◆ **DATASET EXTRACT**:
↓↓↓

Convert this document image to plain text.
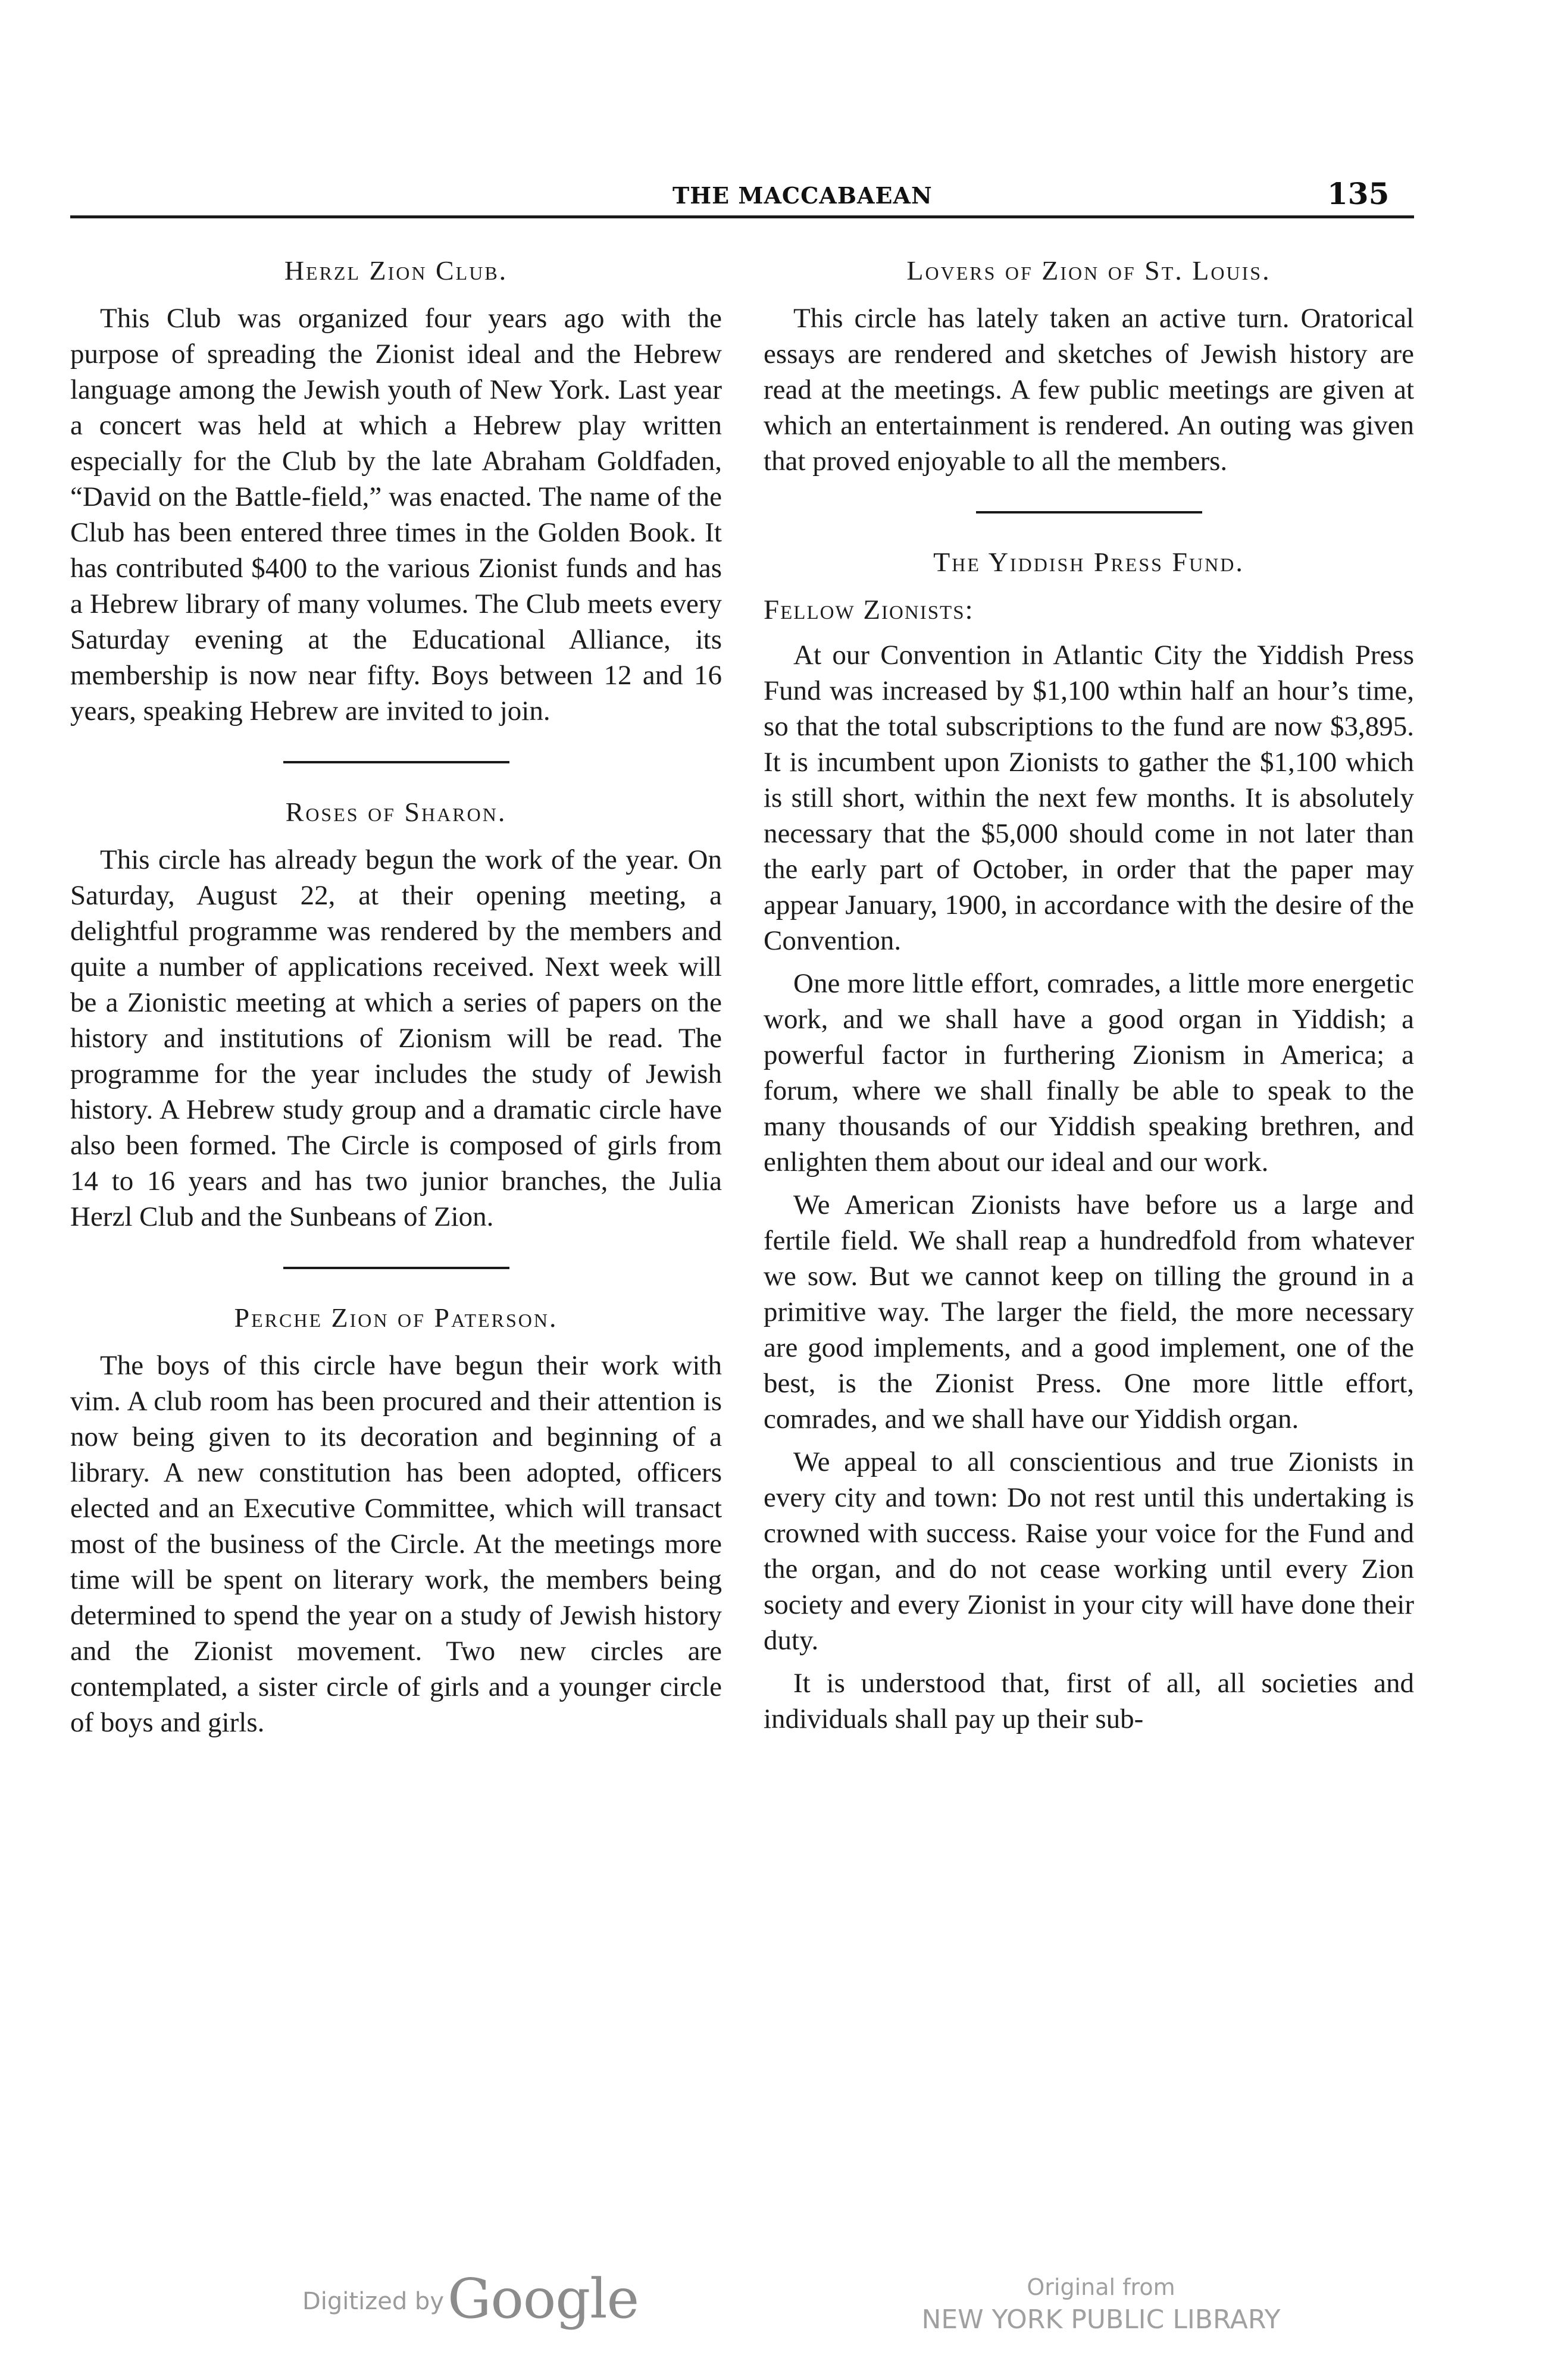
THE MACCABAEAN	135
Herzl Zion Club.

This Club was organized four years ago with the purpose of spreading the Zionist ideal and the Hebrew language among the Jewish youth of New York. Last year a concert was held at which a Hebrew play written especially for the Club by the late Abraham Goldfaden, “David on the Battle-field,” was enacted. The name of the Club has been entered three times in the Golden Book. It has contributed $400 to the various Zionist funds and has a Hebrew library of many volumes. The Club meets every Saturday evening at the Educational Alliance, its membership is now near fifty. Boys between 12 and 16 years, speaking Hebrew are invited to join.

Roses of Sharon.

This circle has already begun the work of the year. On Saturday, August 22, at their opening meeting, a delightful programme was rendered by the members and quite a number of applications received. Next week will be a Zionistic meeting at which a series of papers on the history and institutions of Zionism will be read. The programme for the year includes the study of Jewish history. A Hebrew study group and a dramatic circle have also been formed. The Circle is composed of girls from 14 to 16 years and has two junior branches, the Julia Herzl Club and the Sunbeans of Zion.

Perche Zion of Paterson.

The boys of this circle have begun their work with vim. A club room has been procured and their attention is now being given to its decoration and beginning of a library. A new constitution has been adopted, officers elected and an Executive Committee, which will transact most of the business of the Circle. At the meetings more time will be spent on literary work, the members being determined to spend the year on a study of Jewish history and the Zionist movement. Two new circles are contemplated, a sister circle of girls and a younger circle of boys and girls.

Lovers of Zion of St. Louis.

This circle has lately taken an active turn. Oratorical essays are rendered and sketches of Jewish history are read at the meetings. A few public meetings are given at which an entertainment is rendered. An outing was given that proved enjoyable to all the members.

The Yiddish Press Fund.

Fellow Zionists:

At our Convention in Atlantic City the Yiddish Press Fund was increased by $1,100 wthin half an hour’s time, so that the total subscriptions to the fund are now $3,895. It is incumbent upon Zionists to gather the $1,100 which is still short, within the next few months. It is absolutely necessary that the $5,000 should come in not later than the early part of October, in order that the paper may appear January, 1900, in accordance with the desire of the Convention.

One more little effort, comrades, a little more energetic work, and we shall have a good organ in Yiddish; a powerful factor in furthering Zionism in America; a forum, where we shall finally be able to speak to the many thousands of our Yiddish speaking brethren, and enlighten them about our ideal and our work.

We American Zionists have before us a large and fertile field. We shall reap a hundredfold from whatever we sow. But we cannot keep on tilling the ground in a primitive way. The larger the field, the more necessary are good implements, and a good implement, one of the best, is the Zionist Press. One more little effort, comrades, and we shall have our Yiddish organ.

We appeal to all conscientious and true Zionists in every city and town: Do not rest until this undertaking is crowned with success. Raise your voice for the Fund and the organ, and do not cease working until every Zion society and every Zionist in your city will have done their duty.

It is understood that, first of all, all societies and individuals shall pay up their sub-

Digitized by Google	Original from
NEW YORK PUBLIC LIBRARY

↑↑↑

◆ **DIRECTIVE**: Above are lines of data; state how many of them contain the word "rendered", with no other output.

◆ **RESULT FOR THIS TASK**: 2